== PROMPT ==
Look through the data below. Show each line where the string "JSON" occurs.

#### RAW RECORDS

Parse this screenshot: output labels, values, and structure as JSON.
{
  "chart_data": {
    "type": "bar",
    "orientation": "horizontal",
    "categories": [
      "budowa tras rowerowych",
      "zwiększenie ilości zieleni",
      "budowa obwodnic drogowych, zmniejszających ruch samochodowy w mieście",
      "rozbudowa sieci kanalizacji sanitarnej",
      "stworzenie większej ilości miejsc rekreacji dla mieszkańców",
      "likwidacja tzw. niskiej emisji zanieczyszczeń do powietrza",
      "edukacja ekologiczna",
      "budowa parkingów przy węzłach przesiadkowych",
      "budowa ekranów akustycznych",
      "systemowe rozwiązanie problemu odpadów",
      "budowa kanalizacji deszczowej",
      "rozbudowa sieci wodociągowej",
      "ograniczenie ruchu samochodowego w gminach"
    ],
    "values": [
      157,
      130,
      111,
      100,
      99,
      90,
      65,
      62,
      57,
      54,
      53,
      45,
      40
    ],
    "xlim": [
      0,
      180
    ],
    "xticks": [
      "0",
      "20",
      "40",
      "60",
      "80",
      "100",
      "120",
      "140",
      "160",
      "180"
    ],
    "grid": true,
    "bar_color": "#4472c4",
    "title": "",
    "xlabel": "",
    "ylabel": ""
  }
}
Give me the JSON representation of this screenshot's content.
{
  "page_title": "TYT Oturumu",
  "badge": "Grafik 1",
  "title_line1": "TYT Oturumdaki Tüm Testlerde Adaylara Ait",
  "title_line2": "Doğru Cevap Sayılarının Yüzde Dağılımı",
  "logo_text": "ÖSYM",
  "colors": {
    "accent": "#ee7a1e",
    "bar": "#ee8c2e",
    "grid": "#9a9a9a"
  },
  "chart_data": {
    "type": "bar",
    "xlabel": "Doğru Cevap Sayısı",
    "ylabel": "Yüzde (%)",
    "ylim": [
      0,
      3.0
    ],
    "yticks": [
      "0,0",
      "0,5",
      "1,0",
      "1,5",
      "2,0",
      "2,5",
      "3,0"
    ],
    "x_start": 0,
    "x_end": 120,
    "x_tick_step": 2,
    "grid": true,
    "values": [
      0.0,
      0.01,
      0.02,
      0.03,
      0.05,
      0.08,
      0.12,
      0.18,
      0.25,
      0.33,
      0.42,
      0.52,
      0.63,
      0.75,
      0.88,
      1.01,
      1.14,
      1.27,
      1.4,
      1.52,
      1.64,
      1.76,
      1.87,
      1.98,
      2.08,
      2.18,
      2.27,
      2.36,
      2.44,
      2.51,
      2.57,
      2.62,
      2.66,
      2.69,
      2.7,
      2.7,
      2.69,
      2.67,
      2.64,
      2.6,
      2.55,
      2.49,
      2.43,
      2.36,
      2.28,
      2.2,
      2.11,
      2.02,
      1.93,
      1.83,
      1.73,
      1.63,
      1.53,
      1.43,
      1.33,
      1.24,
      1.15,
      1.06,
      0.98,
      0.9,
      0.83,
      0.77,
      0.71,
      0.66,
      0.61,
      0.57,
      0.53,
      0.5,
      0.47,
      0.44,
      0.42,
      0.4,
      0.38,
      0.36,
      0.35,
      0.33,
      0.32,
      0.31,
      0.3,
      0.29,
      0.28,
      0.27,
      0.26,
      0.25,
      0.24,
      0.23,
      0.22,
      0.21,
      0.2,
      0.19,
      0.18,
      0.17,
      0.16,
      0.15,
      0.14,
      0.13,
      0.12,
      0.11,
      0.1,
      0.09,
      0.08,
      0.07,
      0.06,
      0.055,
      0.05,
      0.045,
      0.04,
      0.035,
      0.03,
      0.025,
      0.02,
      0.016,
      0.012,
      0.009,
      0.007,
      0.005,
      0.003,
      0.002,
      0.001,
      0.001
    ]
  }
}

########

== WORKED ANSWER ==
Parse this screenshot: output labels, values, and structure as JSON.
Give me the JSON representation of this screenshot's content.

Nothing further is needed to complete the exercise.